▶ _CHALLENGE_
Only the lines from the one with "Transcribe this image's" through the final line should be given again, exactly as they appear, minus the pictures.

▶ _DATA RECORDS_
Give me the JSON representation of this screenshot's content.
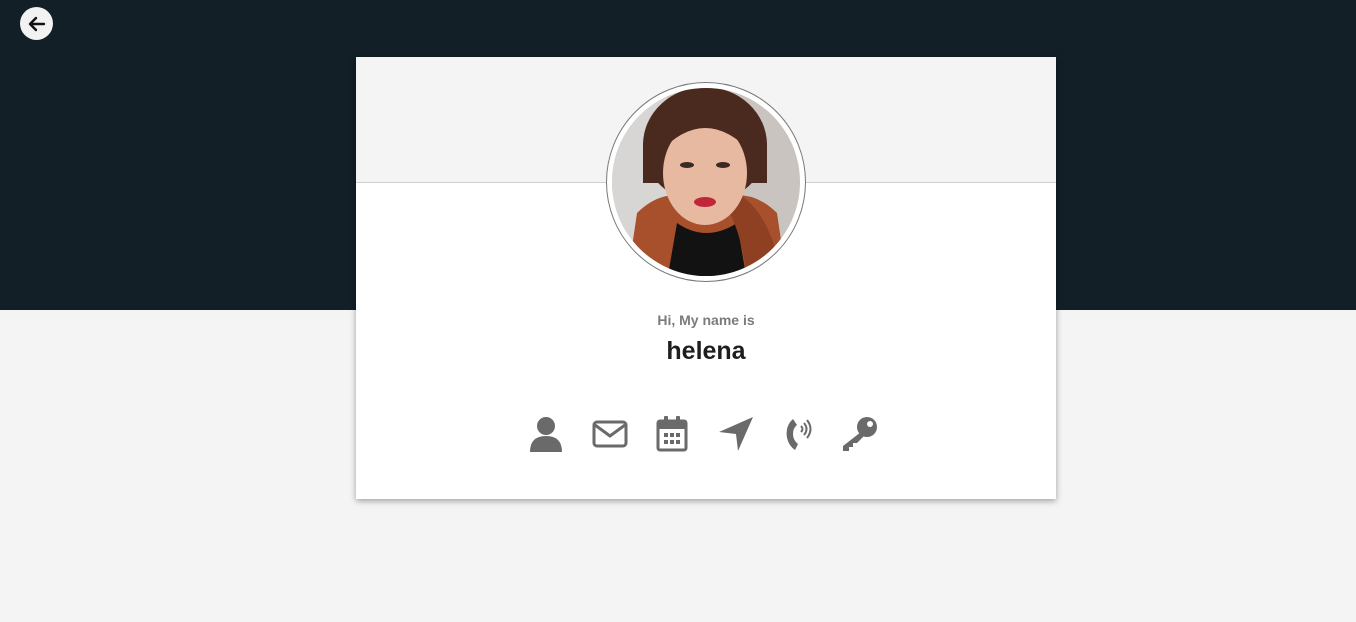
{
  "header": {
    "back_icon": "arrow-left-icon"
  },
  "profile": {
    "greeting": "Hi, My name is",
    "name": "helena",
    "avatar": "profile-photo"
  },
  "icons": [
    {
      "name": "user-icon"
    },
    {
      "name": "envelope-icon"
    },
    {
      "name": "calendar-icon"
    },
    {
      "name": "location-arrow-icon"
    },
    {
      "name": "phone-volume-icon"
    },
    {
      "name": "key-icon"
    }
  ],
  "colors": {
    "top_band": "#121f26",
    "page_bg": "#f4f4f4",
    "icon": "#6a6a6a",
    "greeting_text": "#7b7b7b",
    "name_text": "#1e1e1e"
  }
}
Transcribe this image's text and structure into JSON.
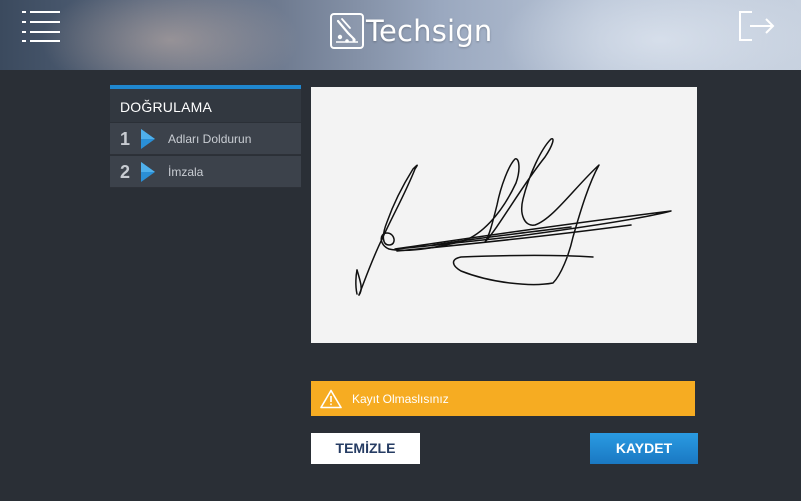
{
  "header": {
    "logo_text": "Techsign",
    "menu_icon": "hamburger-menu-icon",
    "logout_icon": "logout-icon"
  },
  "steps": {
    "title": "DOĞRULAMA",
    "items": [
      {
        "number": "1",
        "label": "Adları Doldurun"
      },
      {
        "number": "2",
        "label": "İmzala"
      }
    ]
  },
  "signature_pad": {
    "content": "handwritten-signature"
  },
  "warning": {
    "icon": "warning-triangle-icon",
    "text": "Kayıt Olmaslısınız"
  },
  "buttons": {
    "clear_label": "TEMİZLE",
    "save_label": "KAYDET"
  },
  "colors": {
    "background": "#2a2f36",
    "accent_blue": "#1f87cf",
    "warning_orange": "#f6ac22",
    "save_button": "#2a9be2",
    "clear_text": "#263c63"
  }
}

▶ _ANSWER IN FULL_
Transcribe this image's text and structure into JSON.
{
  "header": {
    "logo_text": "Techsign",
    "menu_icon": "hamburger-menu-icon",
    "logout_icon": "logout-icon"
  },
  "steps": {
    "title": "DOĞRULAMA",
    "items": [
      {
        "number": "1",
        "label": "Adları Doldurun"
      },
      {
        "number": "2",
        "label": "İmzala"
      }
    ]
  },
  "signature_pad": {
    "content": "handwritten-signature"
  },
  "warning": {
    "icon": "warning-triangle-icon",
    "text": "Kayıt Olmaslısınız"
  },
  "buttons": {
    "clear_label": "TEMİZLE",
    "save_label": "KAYDET"
  },
  "colors": {
    "background": "#2a2f36",
    "accent_blue": "#1f87cf",
    "warning_orange": "#f6ac22",
    "save_button": "#2a9be2",
    "clear_text": "#263c63"
  }
}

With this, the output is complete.